## WRITTEN TASK
Search the material for "sponou" and show all lines that contain it.

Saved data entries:
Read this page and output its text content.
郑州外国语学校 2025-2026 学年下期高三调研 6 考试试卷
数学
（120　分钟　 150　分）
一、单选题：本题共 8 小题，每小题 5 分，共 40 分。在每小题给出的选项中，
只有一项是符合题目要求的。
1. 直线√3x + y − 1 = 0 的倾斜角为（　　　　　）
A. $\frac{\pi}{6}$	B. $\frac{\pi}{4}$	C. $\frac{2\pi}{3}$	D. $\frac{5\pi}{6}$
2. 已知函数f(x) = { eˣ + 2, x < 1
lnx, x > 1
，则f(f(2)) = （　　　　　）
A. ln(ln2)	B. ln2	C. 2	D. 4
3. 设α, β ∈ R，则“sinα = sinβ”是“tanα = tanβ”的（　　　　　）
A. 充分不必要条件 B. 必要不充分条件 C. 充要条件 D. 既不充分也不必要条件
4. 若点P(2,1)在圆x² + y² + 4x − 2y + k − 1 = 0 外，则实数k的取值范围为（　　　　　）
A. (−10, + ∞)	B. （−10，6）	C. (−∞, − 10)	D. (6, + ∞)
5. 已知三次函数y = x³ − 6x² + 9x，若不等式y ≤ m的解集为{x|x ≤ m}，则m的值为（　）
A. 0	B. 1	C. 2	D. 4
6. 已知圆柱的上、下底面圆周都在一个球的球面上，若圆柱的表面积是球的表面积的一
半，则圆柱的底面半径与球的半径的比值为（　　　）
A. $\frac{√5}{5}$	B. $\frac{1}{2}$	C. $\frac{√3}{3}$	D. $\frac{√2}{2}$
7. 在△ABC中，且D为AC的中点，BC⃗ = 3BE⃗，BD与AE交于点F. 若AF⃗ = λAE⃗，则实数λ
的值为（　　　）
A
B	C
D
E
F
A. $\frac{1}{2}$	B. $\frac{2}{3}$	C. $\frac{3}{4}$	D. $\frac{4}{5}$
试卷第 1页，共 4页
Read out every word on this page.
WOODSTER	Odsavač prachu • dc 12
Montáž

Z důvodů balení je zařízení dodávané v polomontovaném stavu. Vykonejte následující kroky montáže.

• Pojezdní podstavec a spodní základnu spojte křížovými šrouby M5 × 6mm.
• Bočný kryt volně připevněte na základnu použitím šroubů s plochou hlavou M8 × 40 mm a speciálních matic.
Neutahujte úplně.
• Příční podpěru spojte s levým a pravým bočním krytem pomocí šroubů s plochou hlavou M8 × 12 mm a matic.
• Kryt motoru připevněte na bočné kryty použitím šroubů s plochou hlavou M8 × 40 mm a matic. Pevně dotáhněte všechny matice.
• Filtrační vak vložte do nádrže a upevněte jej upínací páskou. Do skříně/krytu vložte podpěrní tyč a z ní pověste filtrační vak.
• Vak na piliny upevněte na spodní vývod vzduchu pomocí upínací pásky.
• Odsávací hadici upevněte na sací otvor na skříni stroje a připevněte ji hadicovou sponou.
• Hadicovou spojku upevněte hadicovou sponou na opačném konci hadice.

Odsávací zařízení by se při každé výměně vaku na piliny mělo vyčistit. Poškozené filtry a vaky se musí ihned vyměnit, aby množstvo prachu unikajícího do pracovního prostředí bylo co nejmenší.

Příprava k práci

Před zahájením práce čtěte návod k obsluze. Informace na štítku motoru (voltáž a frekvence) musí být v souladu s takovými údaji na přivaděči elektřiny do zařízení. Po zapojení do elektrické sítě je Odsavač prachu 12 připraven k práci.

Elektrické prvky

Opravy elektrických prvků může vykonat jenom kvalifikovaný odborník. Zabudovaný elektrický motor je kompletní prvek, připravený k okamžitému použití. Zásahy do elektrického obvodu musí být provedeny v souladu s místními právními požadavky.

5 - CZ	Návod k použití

## ANSWER IN FULL
• Odsávací hadici upevněte na sací otvor na skříni stroje a připevněte ji hadicovou sponou.
• Hadicovou spojku upevněte hadicovou sponou na opačném konci hadice.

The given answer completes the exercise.